* **To be done**:
Write out the records again, exactly, leaving none out.

* **Dataset rows**:
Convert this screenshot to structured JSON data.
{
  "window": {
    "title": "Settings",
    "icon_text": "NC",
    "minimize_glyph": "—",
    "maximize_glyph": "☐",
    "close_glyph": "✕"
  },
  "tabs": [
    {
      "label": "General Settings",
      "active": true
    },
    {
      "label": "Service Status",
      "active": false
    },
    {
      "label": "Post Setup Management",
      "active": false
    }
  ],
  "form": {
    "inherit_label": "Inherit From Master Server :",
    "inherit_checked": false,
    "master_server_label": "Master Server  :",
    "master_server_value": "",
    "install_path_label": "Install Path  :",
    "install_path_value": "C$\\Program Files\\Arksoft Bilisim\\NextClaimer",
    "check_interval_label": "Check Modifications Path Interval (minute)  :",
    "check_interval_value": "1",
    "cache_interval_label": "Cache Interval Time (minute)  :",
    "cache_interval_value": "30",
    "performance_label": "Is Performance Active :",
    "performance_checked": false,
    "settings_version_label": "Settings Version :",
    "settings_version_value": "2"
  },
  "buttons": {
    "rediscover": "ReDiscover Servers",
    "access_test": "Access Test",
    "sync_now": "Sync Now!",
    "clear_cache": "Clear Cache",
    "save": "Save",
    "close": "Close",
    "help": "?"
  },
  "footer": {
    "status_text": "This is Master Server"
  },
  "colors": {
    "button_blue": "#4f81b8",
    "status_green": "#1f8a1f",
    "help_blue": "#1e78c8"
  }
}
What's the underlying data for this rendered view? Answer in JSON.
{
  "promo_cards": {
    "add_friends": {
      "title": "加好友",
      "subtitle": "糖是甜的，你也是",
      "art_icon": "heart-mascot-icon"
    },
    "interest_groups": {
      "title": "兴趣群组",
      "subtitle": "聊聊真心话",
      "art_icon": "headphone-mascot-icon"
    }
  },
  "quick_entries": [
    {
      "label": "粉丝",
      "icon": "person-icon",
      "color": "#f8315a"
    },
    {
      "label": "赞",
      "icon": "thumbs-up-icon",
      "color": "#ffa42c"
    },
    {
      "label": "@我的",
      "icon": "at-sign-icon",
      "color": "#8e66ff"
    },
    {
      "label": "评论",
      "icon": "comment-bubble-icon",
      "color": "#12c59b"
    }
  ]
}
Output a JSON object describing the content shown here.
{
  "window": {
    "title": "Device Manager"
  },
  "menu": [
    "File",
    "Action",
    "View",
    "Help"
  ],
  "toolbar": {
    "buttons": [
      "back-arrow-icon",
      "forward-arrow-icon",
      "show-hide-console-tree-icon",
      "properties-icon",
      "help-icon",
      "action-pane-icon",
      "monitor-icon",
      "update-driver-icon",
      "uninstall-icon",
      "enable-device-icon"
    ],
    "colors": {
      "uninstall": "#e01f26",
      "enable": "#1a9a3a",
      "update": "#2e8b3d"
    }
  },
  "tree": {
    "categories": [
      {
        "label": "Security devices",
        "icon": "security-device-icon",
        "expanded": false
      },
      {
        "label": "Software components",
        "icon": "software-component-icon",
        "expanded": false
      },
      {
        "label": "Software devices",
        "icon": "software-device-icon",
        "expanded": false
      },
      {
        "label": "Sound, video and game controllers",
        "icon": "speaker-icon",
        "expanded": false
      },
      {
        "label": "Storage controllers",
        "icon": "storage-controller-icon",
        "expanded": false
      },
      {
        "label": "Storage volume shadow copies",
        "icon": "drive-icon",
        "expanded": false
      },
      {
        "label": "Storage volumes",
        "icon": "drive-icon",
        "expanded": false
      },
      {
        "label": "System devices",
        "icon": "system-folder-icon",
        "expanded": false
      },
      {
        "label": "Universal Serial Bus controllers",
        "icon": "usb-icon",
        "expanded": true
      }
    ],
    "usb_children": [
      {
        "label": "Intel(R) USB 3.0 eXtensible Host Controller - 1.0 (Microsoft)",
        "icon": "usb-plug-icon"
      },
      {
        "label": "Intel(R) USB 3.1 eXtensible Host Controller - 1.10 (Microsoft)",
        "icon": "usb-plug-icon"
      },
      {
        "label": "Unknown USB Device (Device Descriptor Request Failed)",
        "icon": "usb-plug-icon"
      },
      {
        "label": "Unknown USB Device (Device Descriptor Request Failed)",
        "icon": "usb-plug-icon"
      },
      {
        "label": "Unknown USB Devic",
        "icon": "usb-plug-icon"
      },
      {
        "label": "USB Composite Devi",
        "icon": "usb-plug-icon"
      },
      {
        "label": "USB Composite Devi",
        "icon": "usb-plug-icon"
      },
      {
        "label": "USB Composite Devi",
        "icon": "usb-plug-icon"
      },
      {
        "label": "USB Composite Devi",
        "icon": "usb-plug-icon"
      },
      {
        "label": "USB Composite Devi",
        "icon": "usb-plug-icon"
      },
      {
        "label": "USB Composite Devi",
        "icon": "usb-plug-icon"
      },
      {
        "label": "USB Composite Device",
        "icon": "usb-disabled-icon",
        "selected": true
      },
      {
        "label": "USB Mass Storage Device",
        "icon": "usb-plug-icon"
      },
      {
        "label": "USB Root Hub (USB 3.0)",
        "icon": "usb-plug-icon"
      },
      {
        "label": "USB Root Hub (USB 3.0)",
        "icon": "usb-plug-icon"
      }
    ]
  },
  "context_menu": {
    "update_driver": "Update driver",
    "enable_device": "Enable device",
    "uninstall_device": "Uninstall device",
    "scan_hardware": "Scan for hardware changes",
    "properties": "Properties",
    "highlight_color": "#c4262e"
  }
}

* **Task result**:
Convert this screenshot to structured JSON data.
{
  "window": {
    "title": "Settings",
    "icon_text": "NC",
    "minimize_glyph": "—",
    "maximize_glyph": "☐",
    "close_glyph": "✕"
  },
  "tabs": [
    {
      "label": "General Settings",
      "active": true
    },
    {
      "label": "Service Status",
      "active": false
    },
    {
      "label": "Post Setup Management",
      "active": false
    }
  ],
  "form": {
    "inherit_label": "Inherit From Master Server :",
    "inherit_checked": false,
    "master_server_label": "Master Server  :",
    "master_server_value": "",
    "install_path_label": "Install Path  :",
    "install_path_value": "C$\\Program Files\\Arksoft Bilisim\\NextClaimer",
    "check_interval_label": "Check Modifications Path Interval (minute)  :",
    "check_interval_value": "1",
    "cache_interval_label": "Cache Interval Time (minute)  :",
    "cache_interval_value": "30",
    "performance_label": "Is Performance Active :",
    "performance_checked": false,
    "settings_version_label": "Settings Version :",
    "settings_version_value": "2"
  },
  "buttons": {
    "rediscover": "ReDiscover Servers",
    "access_test": "Access Test",
    "sync_now": "Sync Now!",
    "clear_cache": "Clear Cache",
    "save": "Save",
    "close": "Close",
    "help": "?"
  },
  "footer": {
    "status_text": "This is Master Server"
  },
  "colors": {
    "button_blue": "#4f81b8",
    "status_green": "#1f8a1f",
    "help_blue": "#1e78c8"
  }
}
What's the underlying data for this rendered view? Answer in JSON.
{
  "promo_cards": {
    "add_friends": {
      "title": "加好友",
      "subtitle": "糖是甜的，你也是",
      "art_icon": "heart-mascot-icon"
    },
    "interest_groups": {
      "title": "兴趣群组",
      "subtitle": "聊聊真心话",
      "art_icon": "headphone-mascot-icon"
    }
  },
  "quick_entries": [
    {
      "label": "粉丝",
      "icon": "person-icon",
      "color": "#f8315a"
    },
    {
      "label": "赞",
      "icon": "thumbs-up-icon",
      "color": "#ffa42c"
    },
    {
      "label": "@我的",
      "icon": "at-sign-icon",
      "color": "#8e66ff"
    },
    {
      "label": "评论",
      "icon": "comment-bubble-icon",
      "color": "#12c59b"
    }
  ]
}
Output a JSON object describing the content shown here.
{
  "window": {
    "title": "Device Manager"
  },
  "menu": [
    "File",
    "Action",
    "View",
    "Help"
  ],
  "toolbar": {
    "buttons": [
      "back-arrow-icon",
      "forward-arrow-icon",
      "show-hide-console-tree-icon",
      "properties-icon",
      "help-icon",
      "action-pane-icon",
      "monitor-icon",
      "update-driver-icon",
      "uninstall-icon",
      "enable-device-icon"
    ],
    "colors": {
      "uninstall": "#e01f26",
      "enable": "#1a9a3a",
      "update": "#2e8b3d"
    }
  },
  "tree": {
    "categories": [
      {
        "label": "Security devices",
        "icon": "security-device-icon",
        "expanded": false
      },
      {
        "label": "Software components",
        "icon": "software-component-icon",
        "expanded": false
      },
      {
        "label": "Software devices",
        "icon": "software-device-icon",
        "expanded": false
      },
      {
        "label": "Sound, video and game controllers",
        "icon": "speaker-icon",
        "expanded": false
      },
      {
        "label": "Storage controllers",
        "icon": "storage-controller-icon",
        "expanded": false
      },
      {
        "label": "Storage volume shadow copies",
        "icon": "drive-icon",
        "expanded": false
      },
      {
        "label": "Storage volumes",
        "icon": "drive-icon",
        "expanded": false
      },
      {
        "label": "System devices",
        "icon": "system-folder-icon",
        "expanded": false
      },
      {
        "label": "Universal Serial Bus controllers",
        "icon": "usb-icon",
        "expanded": true
      }
    ],
    "usb_children": [
      {
        "label": "Intel(R) USB 3.0 eXtensible Host Controller - 1.0 (Microsoft)",
        "icon": "usb-plug-icon"
      },
      {
        "label": "Intel(R) USB 3.1 eXtensible Host Controller - 1.10 (Microsoft)",
        "icon": "usb-plug-icon"
      },
      {
        "label": "Unknown USB Device (Device Descriptor Request Failed)",
        "icon": "usb-plug-icon"
      },
      {
        "label": "Unknown USB Device (Device Descriptor Request Failed)",
        "icon": "usb-plug-icon"
      },
      {
        "label": "Unknown USB Devic",
        "icon": "usb-plug-icon"
      },
      {
        "label": "USB Composite Devi",
        "icon": "usb-plug-icon"
      },
      {
        "label": "USB Composite Devi",
        "icon": "usb-plug-icon"
      },
      {
        "label": "USB Composite Devi",
        "icon": "usb-plug-icon"
      },
      {
        "label": "USB Composite Devi",
        "icon": "usb-plug-icon"
      },
      {
        "label": "USB Composite Devi",
        "icon": "usb-plug-icon"
      },
      {
        "label": "USB Composite Devi",
        "icon": "usb-plug-icon"
      },
      {
        "label": "USB Composite Device",
        "icon": "usb-disabled-icon",
        "selected": true
      },
      {
        "label": "USB Mass Storage Device",
        "icon": "usb-plug-icon"
      },
      {
        "label": "USB Root Hub (USB 3.0)",
        "icon": "usb-plug-icon"
      },
      {
        "label": "USB Root Hub (USB 3.0)",
        "icon": "usb-plug-icon"
      }
    ]
  },
  "context_menu": {
    "update_driver": "Update driver",
    "enable_device": "Enable device",
    "uninstall_device": "Uninstall device",
    "scan_hardware": "Scan for hardware changes",
    "properties": "Properties",
    "highlight_color": "#c4262e"
  }
}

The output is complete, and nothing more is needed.